STORED ROWS:
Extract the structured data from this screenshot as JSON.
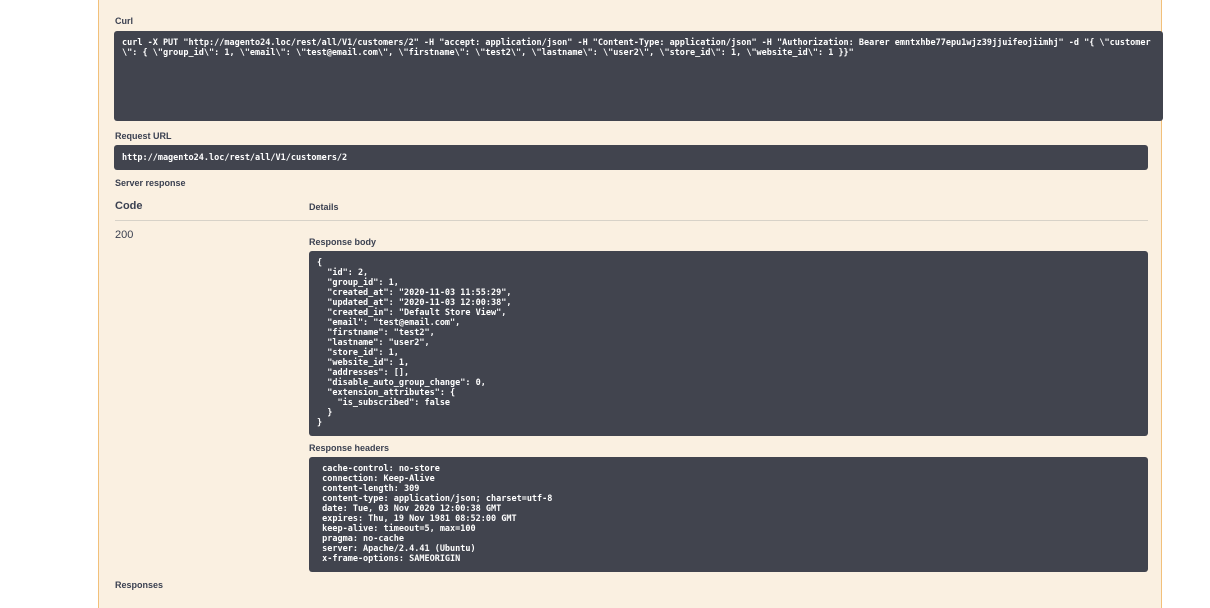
{
  "sections": {
    "curl_label": "Curl",
    "request_url_label": "Request URL",
    "server_response_label": "Server response",
    "responses_label": "Responses"
  },
  "curl": {
    "command": "curl -X PUT \"http://magento24.loc/rest/all/V1/customers/2\" -H \"accept: application/json\" -H \"Content-Type: application/json\" -H \"Authorization: Bearer emntxhbe77epu1wjz39jjuifeojiimhj\" -d \"{ \\\"customer\\\": { \\\"group_id\\\": 1, \\\"email\\\": \\\"test@email.com\\\", \\\"firstname\\\": \\\"test2\\\", \\\"lastname\\\": \\\"user2\\\", \\\"store_id\\\": 1, \\\"website_id\\\": 1 }}\""
  },
  "request_url": "http://magento24.loc/rest/all/V1/customers/2",
  "response_table": {
    "code_header": "Code",
    "details_header": "Details",
    "status_code": "200",
    "response_body_label": "Response body",
    "response_body": "{\n  \"id\": 2,\n  \"group_id\": 1,\n  \"created_at\": \"2020-11-03 11:55:29\",\n  \"updated_at\": \"2020-11-03 12:00:38\",\n  \"created_in\": \"Default Store View\",\n  \"email\": \"test@email.com\",\n  \"firstname\": \"test2\",\n  \"lastname\": \"user2\",\n  \"store_id\": 1,\n  \"website_id\": 1,\n  \"addresses\": [],\n  \"disable_auto_group_change\": 0,\n  \"extension_attributes\": {\n    \"is_subscribed\": false\n  }\n}",
    "response_headers_label": "Response headers",
    "response_headers": " cache-control: no-store \n connection: Keep-Alive \n content-length: 309 \n content-type: application/json; charset=utf-8 \n date: Tue, 03 Nov 2020 12:00:38 GMT \n expires: Thu, 19 Nov 1981 08:52:00 GMT \n keep-alive: timeout=5, max=100 \n pragma: no-cache \n server: Apache/2.4.41 (Ubuntu) \n x-frame-options: SAMEORIGIN "
  }
}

GIVEN TASK: Report only how many lines in the listing contain the string "http".

THE RESULT: 2